Find each line with "provided" and copy it.

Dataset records
# # #
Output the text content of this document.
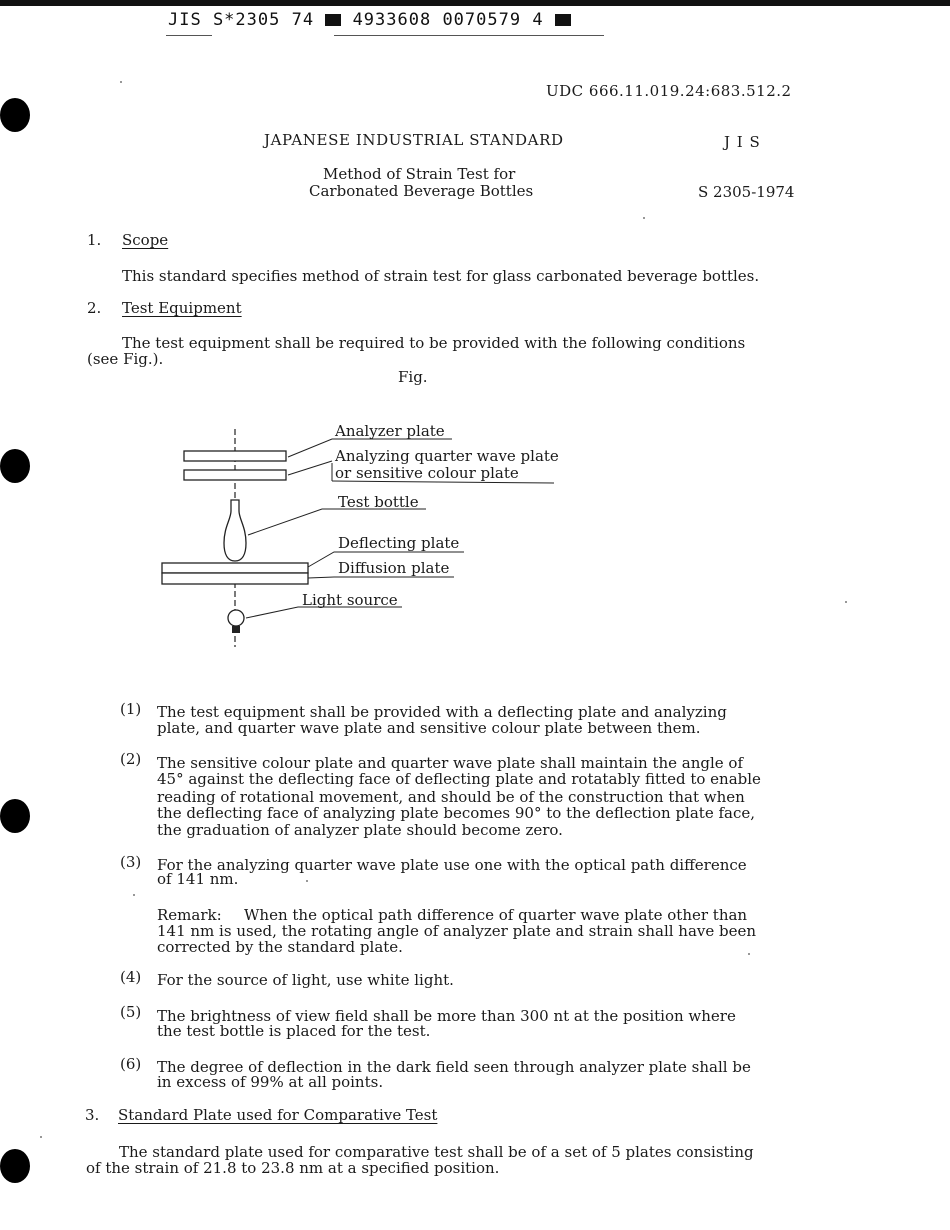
JIS S*2305 74 4933608 0070579 4
UDC 666.11.019.24:683.512.2
JAPANESE INDUSTRIAL STANDARD	J I S
Method of Strain Test for
Carbonated Beverage Bottles	S 2305-1974
1. Scope
This standard specifies method of strain test for glass carbonated beverage bottles.
2. Test Equipment
The test equipment shall be required to be provided with the following conditions
(see Fig.).
Fig.
Analyzer plate
Analyzing quarter wave plate
or sensitive colour plate
Test bottle
Deflecting plate
Diffusion plate
Light source
(1) The test equipment shall be provided with a deflecting plate and analyzing
plate, and quarter wave plate and sensitive colour plate between them.
(2) The sensitive colour plate and quarter wave plate shall maintain the angle of
45° against the deflecting face of deflecting plate and rotatably fitted to enable
reading of rotational movement, and should be of the construction that when
the deflecting face of analyzing plate becomes 90° to the deflection plate face,
the graduation of analyzer plate should become zero.
(3) For the analyzing quarter wave plate use one with the optical path difference
of 141 nm.
Remark: When the optical path difference of quarter wave plate other than
141 nm is used, the rotating angle of analyzer plate and strain shall have been
corrected by the standard plate.
(4) For the source of light, use white light.
(5) The brightness of view field shall be more than 300 nt at the position where
the test bottle is placed for the test.
(6) The degree of deflection in the dark field seen through analyzer plate shall be
in excess of 99% at all points.
3. Standard Plate used for Comparative Test
The standard plate used for comparative test shall be of a set of 5 plates consisting
of the strain of 21.8 to 23.8 nm at a specified position.
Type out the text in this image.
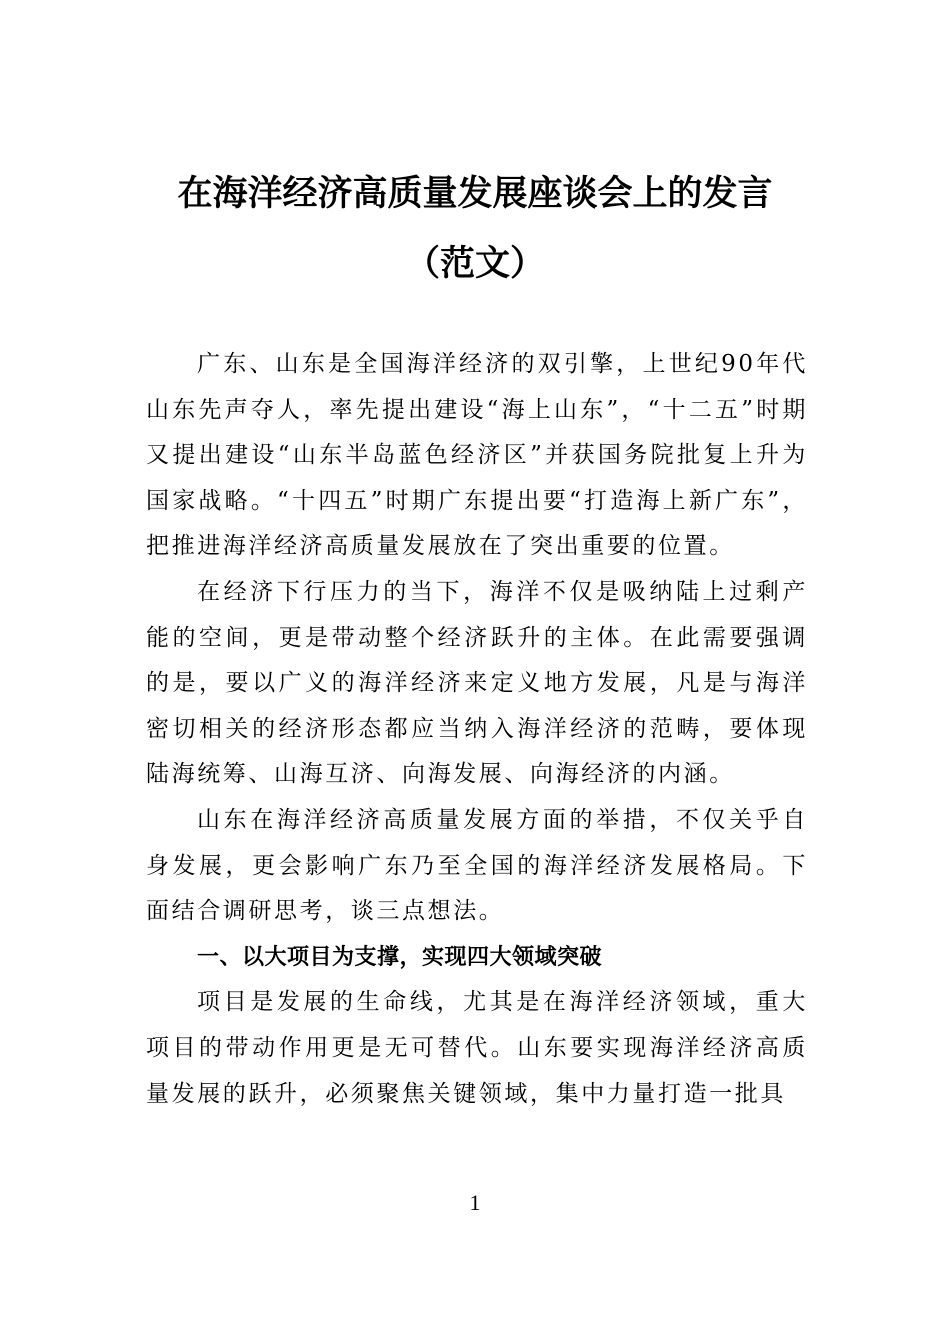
在海洋经济高质量发展座谈会上的发言
（范文）

广东、山东是全国海洋经济的双引擎，上世纪90年代山东先声夺人，率先提出建设“海上山东”，“十二五”时期又提出建设“山东半岛蓝色经济区”并获国务院批复上升为国家战略。“十四五”时期广东提出要“打造海上新广东”，把推进海洋经济高质量发展放在了突出重要的位置。

在经济下行压力的当下，海洋不仅是吸纳陆上过剩产能的空间，更是带动整个经济跃升的主体。在此需要强调的是，要以广义的海洋经济来定义地方发展，凡是与海洋密切相关的经济形态都应当纳入海洋经济的范畴，要体现陆海统筹、山海互济、向海发展、向海经济的内涵。

山东在海洋经济高质量发展方面的举措，不仅关乎自身发展，更会影响广东乃至全国的海洋经济发展格局。下面结合调研思考，谈三点想法。

一、以大项目为支撑，实现四大领域突破

项目是发展的生命线，尤其是在海洋经济领域，重大项目的带动作用更是无可替代。山东要实现海洋经济高质量发展的跃升，必须聚焦关键领域，集中力量打造一批具

1
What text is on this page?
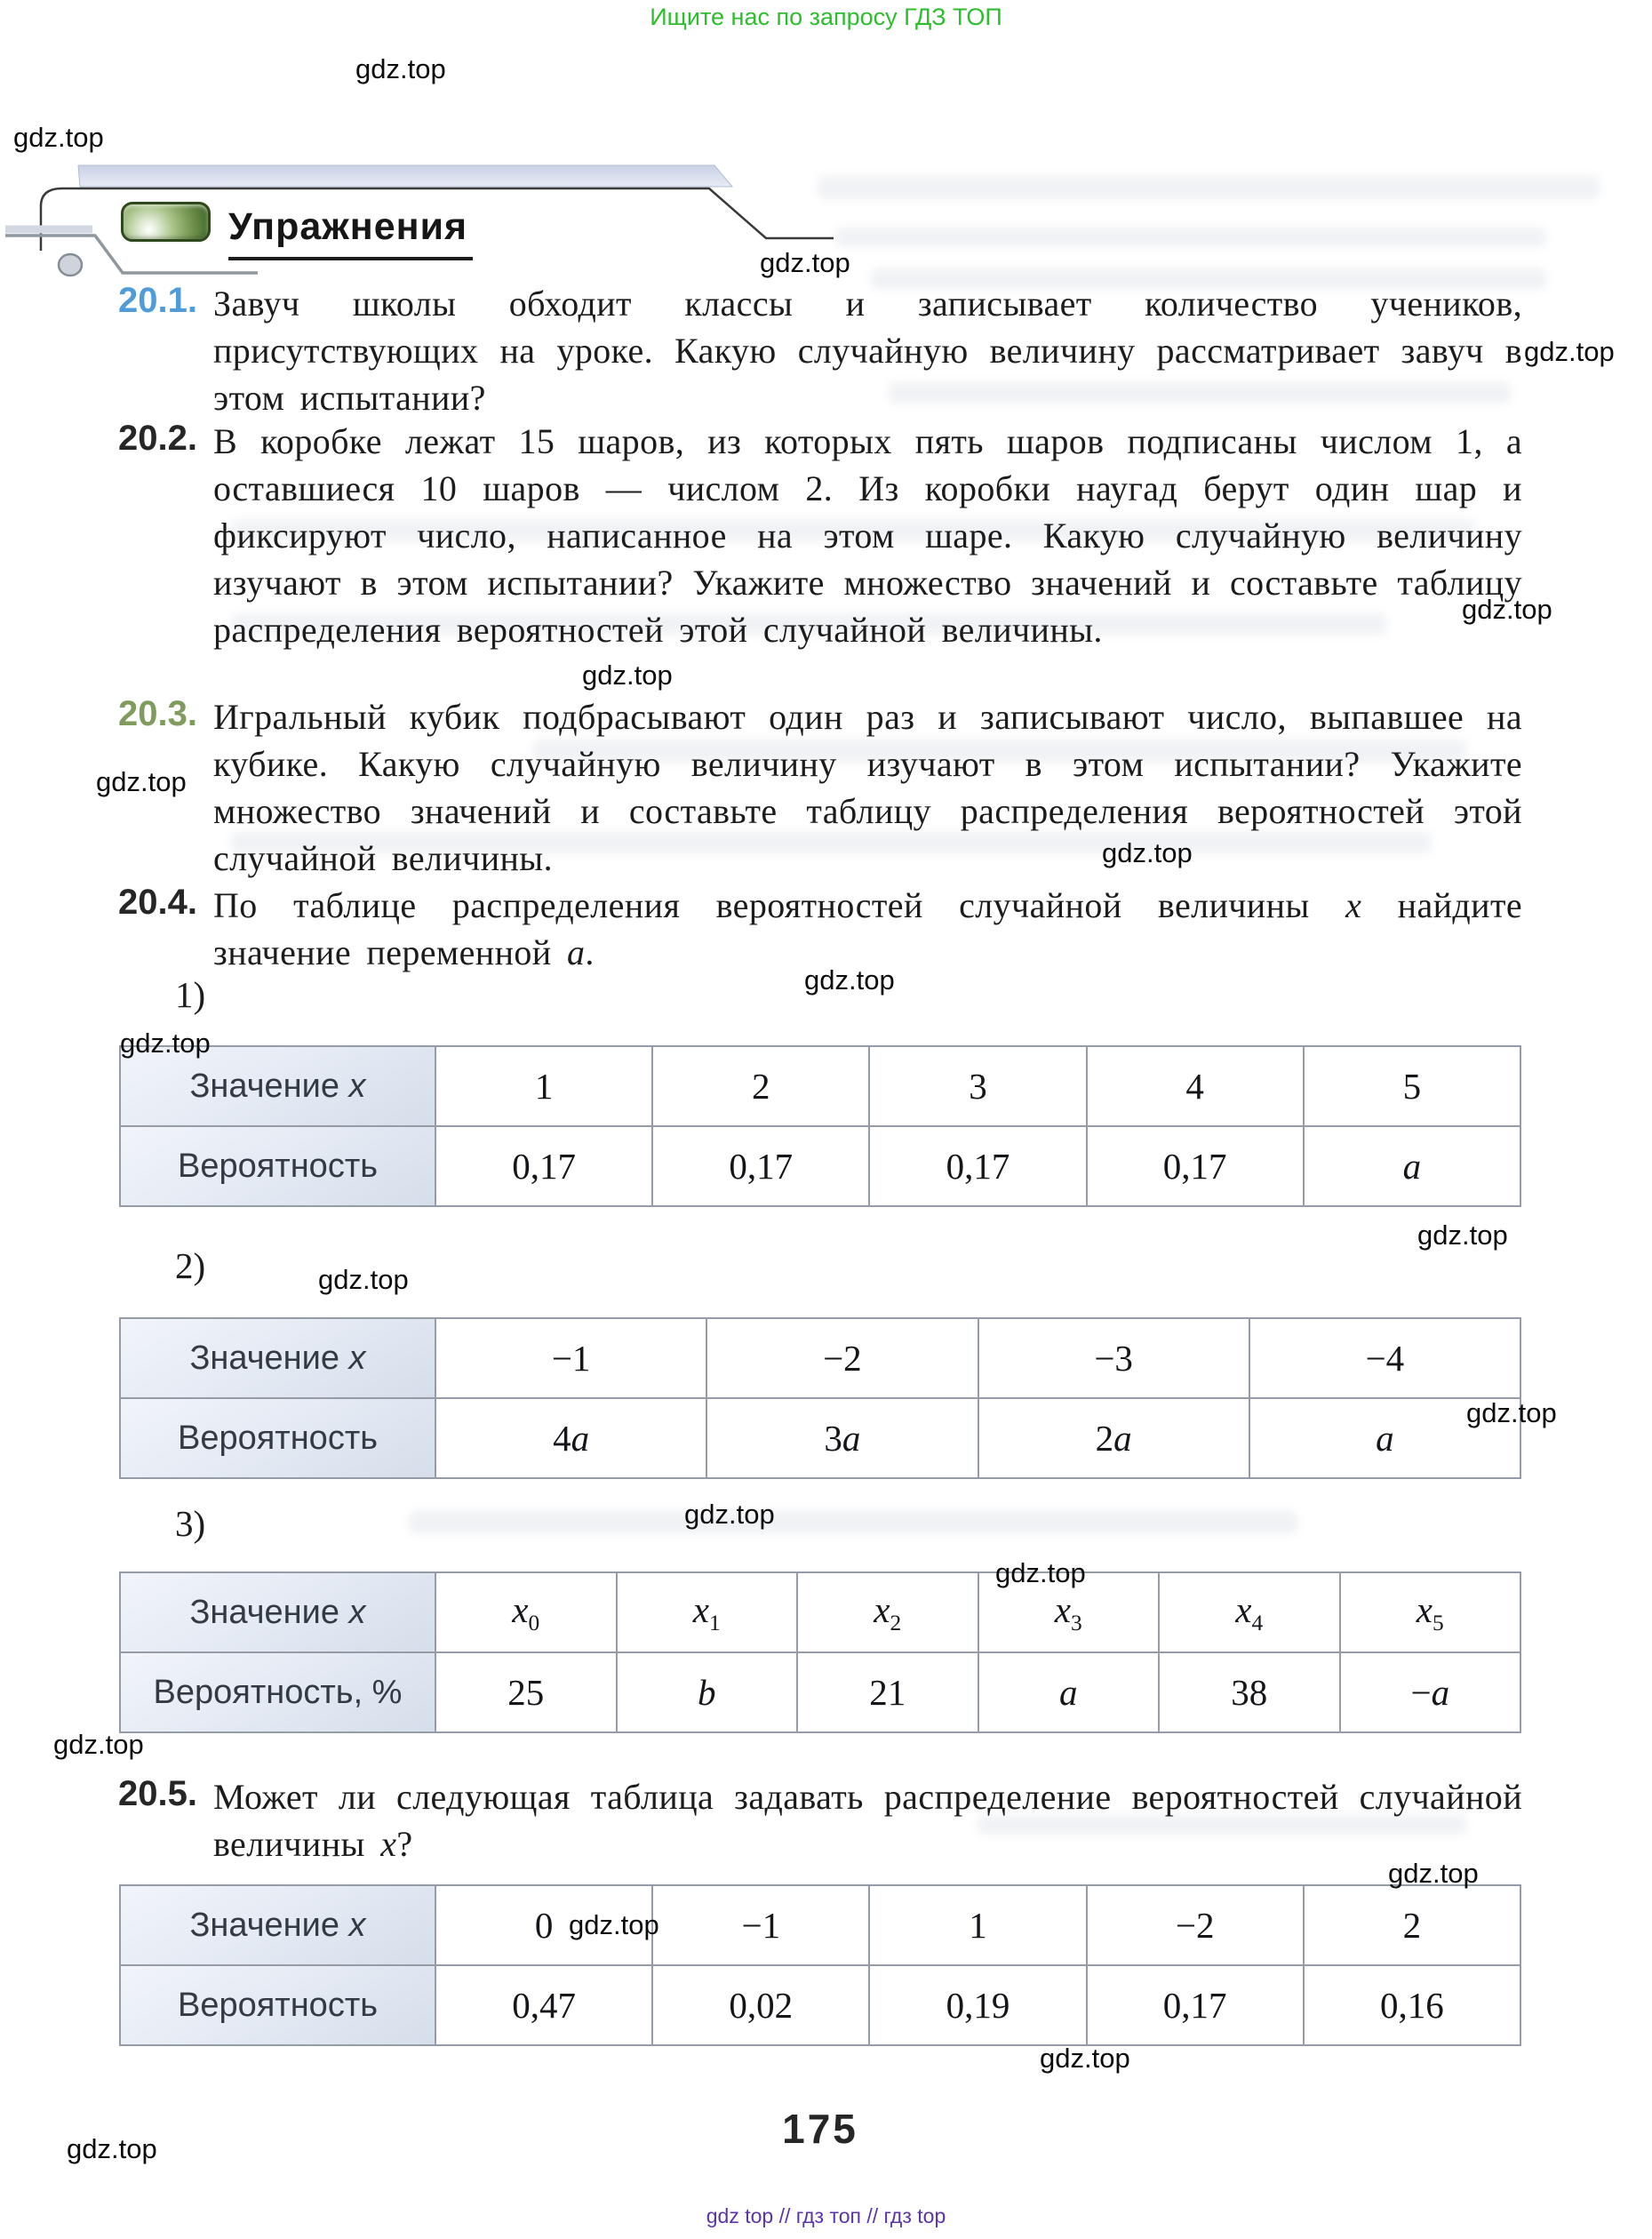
Ищите нас по запросу ГДЗ ТОП
Упражнения
20.1. Завуч школы обходит классы и записывает количество учеников, присутствующих на уроке. Какую случайную величину рассматривает завуч в этом испытании?
20.2. В коробке лежат 15 шаров, из которых пять шаров подписаны числом 1, а оставшиеся 10 шаров — числом 2. Из коробки наугад берут один шар и фиксируют число, написанное на этом шаре. Какую случайную величину изучают в этом испытании? Укажите множество значений и составьте таблицу распределения вероятностей этой случайной величины.
20.3. Игральный кубик подбрасывают один раз и записывают число, выпавшее на кубике. Какую случайную величину изучают в этом испытании? Укажите множество значений и составьте таблицу распределения вероятностей этой случайной величины.
20.4. По таблице распределения вероятностей случайной величины x найдите значение переменной a.
1)
Значение x	1	2	3	4	5
Вероятность	0,17	0,17	0,17	0,17	a
2)
Значение x	−1	−2	−3	−4
Вероятность	4a	3a	2a	a
3)
Значение x	$x_0$	$x_1$	$x_2$	$x_3$	$x_4$	$x_5$
Вероятность, %	25	b	21	a	38	−a
20.5. Может ли следующая таблица задавать распределение вероятностей случайной величины x?
Значение x	0	−1	1	−2	2
Вероятность	0,47	0,02	0,19	0,17	0,16
175
gdz top // гдз топ // гдз top
gdz.top
gdz.top
gdz.top
gdz.top
gdz.top
gdz.top
gdz.top
gdz.top
gdz.top
gdz.top
gdz.top
gdz.top
gdz.top
gdz.top
gdz.top
gdz.top
gdz.top
gdz.top
gdz.top
gdz.top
# # #
**Complete output**
The test equipment shall be required to be provided with the following conditions
(1) The test equipment shall be provided with a deflecting plate and analyzing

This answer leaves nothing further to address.